About this exercise:
Exact wording is required: give all the records again, minus the pictures.

Records supplied:
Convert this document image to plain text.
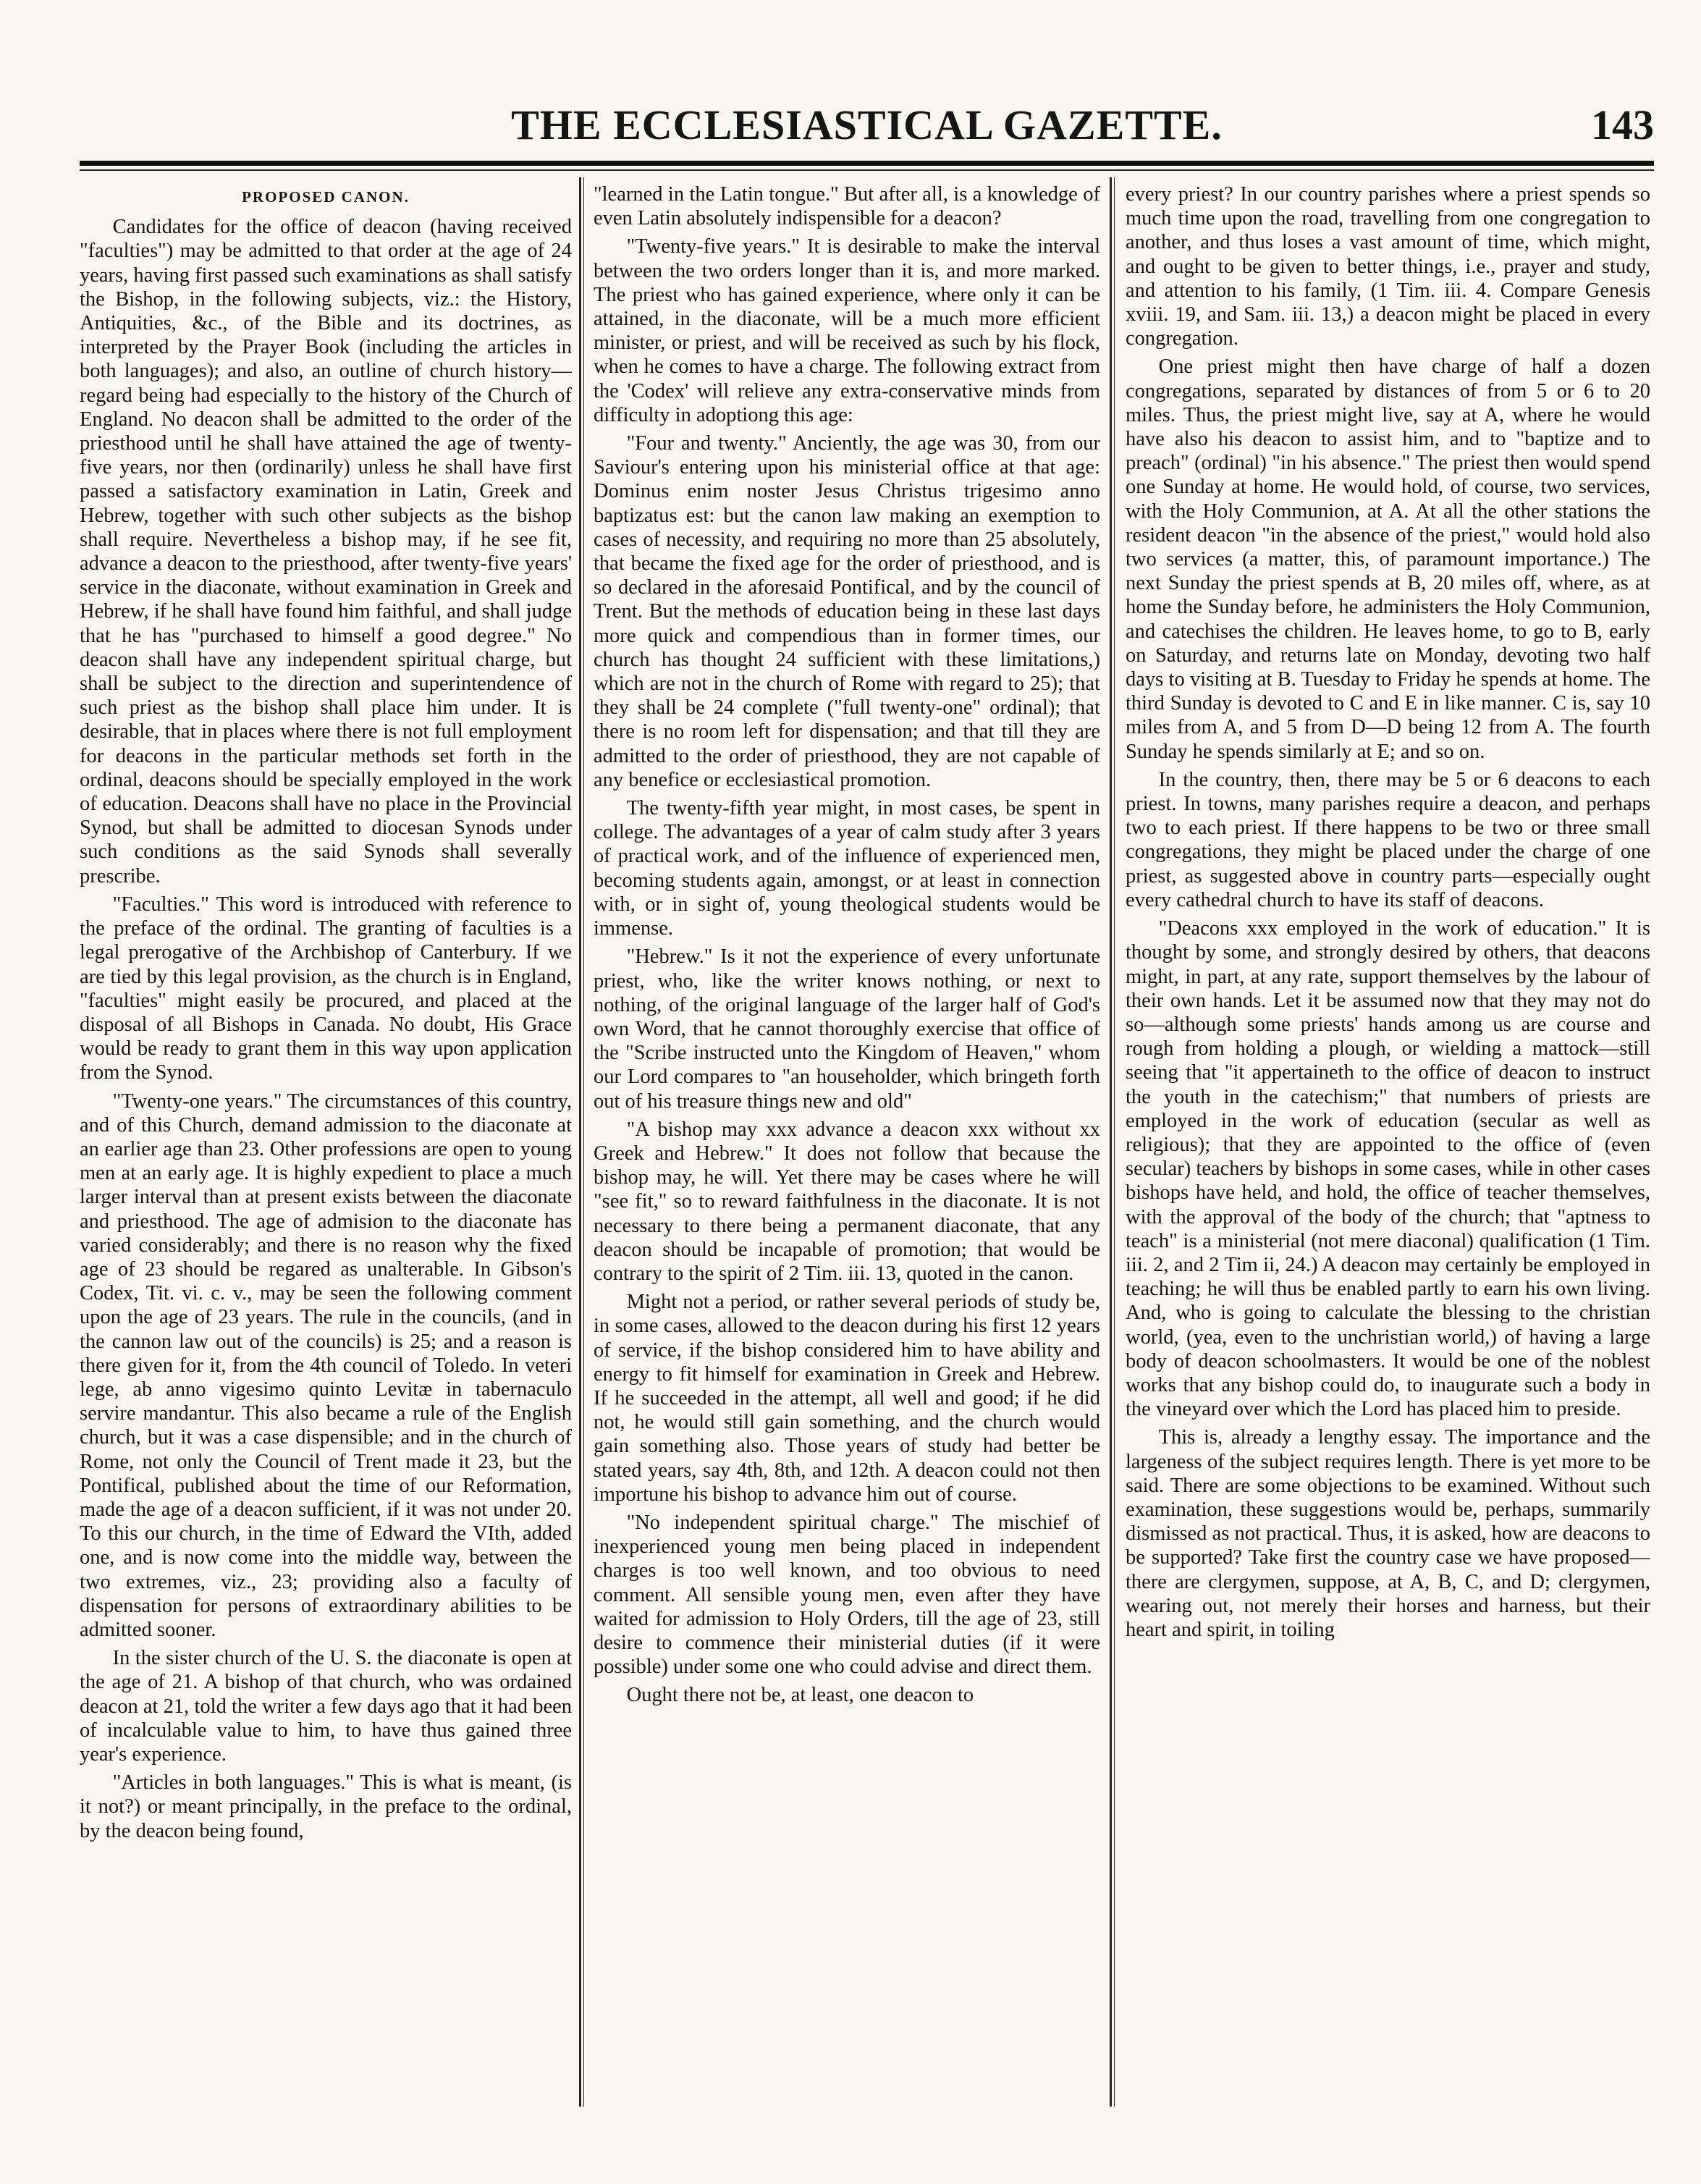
THE ECCLESIASTICAL GAZETTE.	143
PROPOSED CANON.

Candidates for the office of deacon (having received "faculties") may be admitted to that order at the age of 24 years, having first passed such examinations as shall satisfy the Bishop, in the following subjects, viz.: the History, Antiquities, &c., of the Bible and its doctrines, as interpreted by the Prayer Book (including the articles in both languages); and also, an outline of church history—regard being had especially to the history of the Church of England. No deacon shall be admitted to the order of the priesthood until he shall have attained the age of twenty-five years, nor then (ordinarily) unless he shall have first passed a satisfactory examination in Latin, Greek and Hebrew, together with such other subjects as the bishop shall require. Nevertheless a bishop may, if he see fit, advance a deacon to the priesthood, after twenty-five years' service in the diaconate, without examination in Greek and Hebrew, if he shall have found him faithful, and shall judge that he has "purchased to himself a good degree." No deacon shall have any independent spiritual charge, but shall be subject to the direction and superintendence of such priest as the bishop shall place him under. It is desirable, that in places where there is not full employment for deacons in the particular methods set forth in the ordinal, deacons should be specially employed in the work of education. Deacons shall have no place in the Provincial Synod, but shall be admitted to diocesan Synods under such conditions as the said Synods shall severally prescribe.

"Faculties." This word is introduced with reference to the preface of the ordinal. The granting of faculties is a legal prerogative of the Archbishop of Canterbury. If we are tied by this legal provision, as the church is in England, "faculties" might easily be procured, and placed at the disposal of all Bishops in Canada. No doubt, His Grace would be ready to grant them in this way upon application from the Synod.

"Twenty-one years." The circumstances of this country, and of this Church, demand admission to the diaconate at an earlier age than 23. Other professions are open to young men at an early age. It is highly expedient to place a much larger interval than at present exists between the diaconate and priesthood. The age of admision to the diaconate has varied considerably; and there is no reason why the fixed age of 23 should be regared as unalterable. In Gibson's Codex, Tit. vi. c. v., may be seen the following comment upon the age of 23 years. The rule in the councils, (and in the cannon law out of the councils) is 25; and a reason is there given for it, from the 4th council of Toledo. In veteri lege, ab anno vigesimo quinto Levitæ in tabernaculo servire mandantur. This also became a rule of the English church, but it was a case dispensible; and in the church of Rome, not only the Council of Trent made it 23, but the Pontifical, published about the time of our Reformation, made the age of a deacon sufficient, if it was not under 20. To this our church, in the time of Edward the VIth, added one, and is now come into the middle way, between the two extremes, viz., 23; providing also a faculty of dispensation for persons of extraordinary abilities to be admitted sooner.

In the sister church of the U. S. the diaconate is open at the age of 21. A bishop of that church, who was ordained deacon at 21, told the writer a few days ago that it had been of incalculable value to him, to have thus gained three year's experience.

"Articles in both languages." This is what is meant, (is it not?) or meant principally, in the preface to the ordinal, by the deacon being found,

"learned in the Latin tongue." But after all, is a knowledge of even Latin absolutely indispensible for a deacon?

"Twenty-five years." It is desirable to make the interval between the two orders longer than it is, and more marked. The priest who has gained experience, where only it can be attained, in the diaconate, will be a much more efficient minister, or priest, and will be received as such by his flock, when he comes to have a charge. The following extract from the 'Codex' will relieve any extra-conservative minds from difficulty in adoptiong this age:

"Four and twenty." Anciently, the age was 30, from our Saviour's entering upon his ministerial office at that age: Dominus enim noster Jesus Christus trigesimo anno baptizatus est: but the canon law making an exemption to cases of necessity, and requiring no more than 25 absolutely, that became the fixed age for the order of priesthood, and is so declared in the aforesaid Pontifical, and by the council of Trent. But the methods of education being in these last days more quick and compendious than in former times, our church has thought 24 sufficient with these limitations,) which are not in the church of Rome with regard to 25); that they shall be 24 complete ("full twenty-one" ordinal); that there is no room left for dispensation; and that till they are admitted to the order of priesthood, they are not capable of any benefice or ecclesiastical promotion.

The twenty-fifth year might, in most cases, be spent in college. The advantages of a year of calm study after 3 years of practical work, and of the influence of experienced men, becoming students again, amongst, or at least in connection with, or in sight of, young theological students would be immense.

"Hebrew." Is it not the experience of every unfortunate priest, who, like the writer knows nothing, or next to nothing, of the original language of the larger half of God's own Word, that he cannot thoroughly exercise that office of the "Scribe instructed unto the Kingdom of Heaven," whom our Lord compares to "an householder, which bringeth forth out of his treasure things new and old"

"A bishop may xxx advance a deacon xxx without xx Greek and Hebrew." It does not follow that because the bishop may, he will. Yet there may be cases where he will "see fit," so to reward faithfulness in the diaconate. It is not necessary to there being a permanent diaconate, that any deacon should be incapable of promotion; that would be contrary to the spirit of 2 Tim. iii. 13, quoted in the canon.

Might not a period, or rather several periods of study be, in some cases, allowed to the deacon during his first 12 years of service, if the bishop considered him to have ability and energy to fit himself for examination in Greek and Hebrew. If he succeeded in the attempt, all well and good; if he did not, he would still gain something, and the church would gain something also. Those years of study had better be stated years, say 4th, 8th, and 12th. A deacon could not then importune his bishop to advance him out of course.

"No independent spiritual charge." The mischief of inexperienced young men being placed in independent charges is too well known, and too obvious to need comment. All sensible young men, even after they have waited for admission to Holy Orders, till the age of 23, still desire to commence their ministerial duties (if it were possible) under some one who could advise and direct them.

Ought there not be, at least, one deacon to

every priest? In our country parishes where a priest spends so much time upon the road, travelling from one congregation to another, and thus loses a vast amount of time, which might, and ought to be given to better things, i.e., prayer and study, and attention to his family, (1 Tim. iii. 4. Compare Genesis xviii. 19, and Sam. iii. 13,) a deacon might be placed in every congregation.

One priest might then have charge of half a dozen congregations, separated by distances of from 5 or 6 to 20 miles. Thus, the priest might live, say at A, where he would have also his deacon to assist him, and to "baptize and to preach" (ordinal) "in his absence." The priest then would spend one Sunday at home. He would hold, of course, two services, with the Holy Communion, at A. At all the other stations the resident deacon "in the absence of the priest," would hold also two services (a matter, this, of paramount importance.) The next Sunday the priest spends at B, 20 miles off, where, as at home the Sunday before, he administers the Holy Communion, and catechises the children. He leaves home, to go to B, early on Saturday, and returns late on Monday, devoting two half days to visiting at B. Tuesday to Friday he spends at home. The third Sunday is devoted to C and E in like manner. C is, say 10 miles from A, and 5 from D—D being 12 from A. The fourth Sunday he spends similarly at E; and so on.

In the country, then, there may be 5 or 6 deacons to each priest. In towns, many parishes require a deacon, and perhaps two to each priest. If there happens to be two or three small congregations, they might be placed under the charge of one priest, as suggested above in country parts—especially ought every cathedral church to have its staff of deacons.

"Deacons xxx employed in the work of education." It is thought by some, and strongly desired by others, that deacons might, in part, at any rate, support themselves by the labour of their own hands. Let it be assumed now that they may not do so—although some priests' hands among us are course and rough from holding a plough, or wielding a mattock—still seeing that "it appertaineth to the office of deacon to instruct the youth in the catechism;" that numbers of priests are employed in the work of education (secular as well as religious); that they are appointed to the office of (even secular) teachers by bishops in some cases, while in other cases bishops have held, and hold, the office of teacher themselves, with the approval of the body of the church; that "aptness to teach" is a ministerial (not mere diaconal) qualification (1 Tim. iii. 2, and 2 Tim ii, 24.) A deacon may certainly be employed in teaching; he will thus be enabled partly to earn his own living. And, who is going to calculate the blessing to the christian world, (yea, even to the unchristian world,) of having a large body of deacon schoolmasters. It would be one of the noblest works that any bishop could do, to inaugurate such a body in the vineyard over which the Lord has placed him to preside.

This is, already a lengthy essay. The importance and the largeness of the subject requires length. There is yet more to be said. There are some objections to be examined. Without such examination, these suggestions would be, perhaps, summarily dismissed as not practical. Thus, it is asked, how are deacons to be supported? Take first the country case we have proposed—there are clergymen, suppose, at A, B, C, and D; clergymen, wearing out, not merely their horses and harness, but their heart and spirit, in toiling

Response to this exercise:
Convert this document image to plain text.
THE ECCLESIASTICAL GAZETTE.	143
PROPOSED CANON.

Candidates for the office of deacon (having received "faculties") may be admitted to that order at the age of 24 years, having first passed such examinations as shall satisfy the Bishop, in the following subjects, viz.: the History, Antiquities, &c., of the Bible and its doctrines, as interpreted by the Prayer Book (including the articles in both languages); and also, an outline of church history—regard being had especially to the history of the Church of England. No deacon shall be admitted to the order of the priesthood until he shall have attained the age of twenty-five years, nor then (ordinarily) unless he shall have first passed a satisfactory examination in Latin, Greek and Hebrew, together with such other subjects as the bishop shall require. Nevertheless a bishop may, if he see fit, advance a deacon to the priesthood, after twenty-five years' service in the diaconate, without examination in Greek and Hebrew, if he shall have found him faithful, and shall judge that he has "purchased to himself a good degree." No deacon shall have any independent spiritual charge, but shall be subject to the direction and superintendence of such priest as the bishop shall place him under. It is desirable, that in places where there is not full employment for deacons in the particular methods set forth in the ordinal, deacons should be specially employed in the work of education. Deacons shall have no place in the Provincial Synod, but shall be admitted to diocesan Synods under such conditions as the said Synods shall severally prescribe.

"Faculties." This word is introduced with reference to the preface of the ordinal. The granting of faculties is a legal prerogative of the Archbishop of Canterbury. If we are tied by this legal provision, as the church is in England, "faculties" might easily be procured, and placed at the disposal of all Bishops in Canada. No doubt, His Grace would be ready to grant them in this way upon application from the Synod.

"Twenty-one years." The circumstances of this country, and of this Church, demand admission to the diaconate at an earlier age than 23. Other professions are open to young men at an early age. It is highly expedient to place a much larger interval than at present exists between the diaconate and priesthood. The age of admision to the diaconate has varied considerably; and there is no reason why the fixed age of 23 should be regared as unalterable. In Gibson's Codex, Tit. vi. c. v., may be seen the following comment upon the age of 23 years. The rule in the councils, (and in the cannon law out of the councils) is 25; and a reason is there given for it, from the 4th council of Toledo. In veteri lege, ab anno vigesimo quinto Levitæ in tabernaculo servire mandantur. This also became a rule of the English church, but it was a case dispensible; and in the church of Rome, not only the Council of Trent made it 23, but the Pontifical, published about the time of our Reformation, made the age of a deacon sufficient, if it was not under 20. To this our church, in the time of Edward the VIth, added one, and is now come into the middle way, between the two extremes, viz., 23; providing also a faculty of dispensation for persons of extraordinary abilities to be admitted sooner.

In the sister church of the U. S. the diaconate is open at the age of 21. A bishop of that church, who was ordained deacon at 21, told the writer a few days ago that it had been of incalculable value to him, to have thus gained three year's experience.

"Articles in both languages." This is what is meant, (is it not?) or meant principally, in the preface to the ordinal, by the deacon being found,

"learned in the Latin tongue." But after all, is a knowledge of even Latin absolutely indispensible for a deacon?

"Twenty-five years." It is desirable to make the interval between the two orders longer than it is, and more marked. The priest who has gained experience, where only it can be attained, in the diaconate, will be a much more efficient minister, or priest, and will be received as such by his flock, when he comes to have a charge. The following extract from the 'Codex' will relieve any extra-conservative minds from difficulty in adoptiong this age:

"Four and twenty." Anciently, the age was 30, from our Saviour's entering upon his ministerial office at that age: Dominus enim noster Jesus Christus trigesimo anno baptizatus est: but the canon law making an exemption to cases of necessity, and requiring no more than 25 absolutely, that became the fixed age for the order of priesthood, and is so declared in the aforesaid Pontifical, and by the council of Trent. But the methods of education being in these last days more quick and compendious than in former times, our church has thought 24 sufficient with these limitations,) which are not in the church of Rome with regard to 25); that they shall be 24 complete ("full twenty-one" ordinal); that there is no room left for dispensation; and that till they are admitted to the order of priesthood, they are not capable of any benefice or ecclesiastical promotion.

The twenty-fifth year might, in most cases, be spent in college. The advantages of a year of calm study after 3 years of practical work, and of the influence of experienced men, becoming students again, amongst, or at least in connection with, or in sight of, young theological students would be immense.

"Hebrew." Is it not the experience of every unfortunate priest, who, like the writer knows nothing, or next to nothing, of the original language of the larger half of God's own Word, that he cannot thoroughly exercise that office of the "Scribe instructed unto the Kingdom of Heaven," whom our Lord compares to "an householder, which bringeth forth out of his treasure things new and old"

"A bishop may xxx advance a deacon xxx without xx Greek and Hebrew." It does not follow that because the bishop may, he will. Yet there may be cases where he will "see fit," so to reward faithfulness in the diaconate. It is not necessary to there being a permanent diaconate, that any deacon should be incapable of promotion; that would be contrary to the spirit of 2 Tim. iii. 13, quoted in the canon.

Might not a period, or rather several periods of study be, in some cases, allowed to the deacon during his first 12 years of service, if the bishop considered him to have ability and energy to fit himself for examination in Greek and Hebrew. If he succeeded in the attempt, all well and good; if he did not, he would still gain something, and the church would gain something also. Those years of study had better be stated years, say 4th, 8th, and 12th. A deacon could not then importune his bishop to advance him out of course.

"No independent spiritual charge." The mischief of inexperienced young men being placed in independent charges is too well known, and too obvious to need comment. All sensible young men, even after they have waited for admission to Holy Orders, till the age of 23, still desire to commence their ministerial duties (if it were possible) under some one who could advise and direct them.

Ought there not be, at least, one deacon to

every priest? In our country parishes where a priest spends so much time upon the road, travelling from one congregation to another, and thus loses a vast amount of time, which might, and ought to be given to better things, i.e., prayer and study, and attention to his family, (1 Tim. iii. 4. Compare Genesis xviii. 19, and Sam. iii. 13,) a deacon might be placed in every congregation.

One priest might then have charge of half a dozen congregations, separated by distances of from 5 or 6 to 20 miles. Thus, the priest might live, say at A, where he would have also his deacon to assist him, and to "baptize and to preach" (ordinal) "in his absence." The priest then would spend one Sunday at home. He would hold, of course, two services, with the Holy Communion, at A. At all the other stations the resident deacon "in the absence of the priest," would hold also two services (a matter, this, of paramount importance.) The next Sunday the priest spends at B, 20 miles off, where, as at home the Sunday before, he administers the Holy Communion, and catechises the children. He leaves home, to go to B, early on Saturday, and returns late on Monday, devoting two half days to visiting at B. Tuesday to Friday he spends at home. The third Sunday is devoted to C and E in like manner. C is, say 10 miles from A, and 5 from D—D being 12 from A. The fourth Sunday he spends similarly at E; and so on.

In the country, then, there may be 5 or 6 deacons to each priest. In towns, many parishes require a deacon, and perhaps two to each priest. If there happens to be two or three small congregations, they might be placed under the charge of one priest, as suggested above in country parts—especially ought every cathedral church to have its staff of deacons.

"Deacons xxx employed in the work of education." It is thought by some, and strongly desired by others, that deacons might, in part, at any rate, support themselves by the labour of their own hands. Let it be assumed now that they may not do so—although some priests' hands among us are course and rough from holding a plough, or wielding a mattock—still seeing that "it appertaineth to the office of deacon to instruct the youth in the catechism;" that numbers of priests are employed in the work of education (secular as well as religious); that they are appointed to the office of (even secular) teachers by bishops in some cases, while in other cases bishops have held, and hold, the office of teacher themselves, with the approval of the body of the church; that "aptness to teach" is a ministerial (not mere diaconal) qualification (1 Tim. iii. 2, and 2 Tim ii, 24.) A deacon may certainly be employed in teaching; he will thus be enabled partly to earn his own living. And, who is going to calculate the blessing to the christian world, (yea, even to the unchristian world,) of having a large body of deacon schoolmasters. It would be one of the noblest works that any bishop could do, to inaugurate such a body in the vineyard over which the Lord has placed him to preside.

This is, already a lengthy essay. The importance and the largeness of the subject requires length. There is yet more to be said. There are some objections to be examined. Without such examination, these suggestions would be, perhaps, summarily dismissed as not practical. Thus, it is asked, how are deacons to be supported? Take first the country case we have proposed—there are clergymen, suppose, at A, B, C, and D; clergymen, wearing out, not merely their horses and harness, but their heart and spirit, in toiling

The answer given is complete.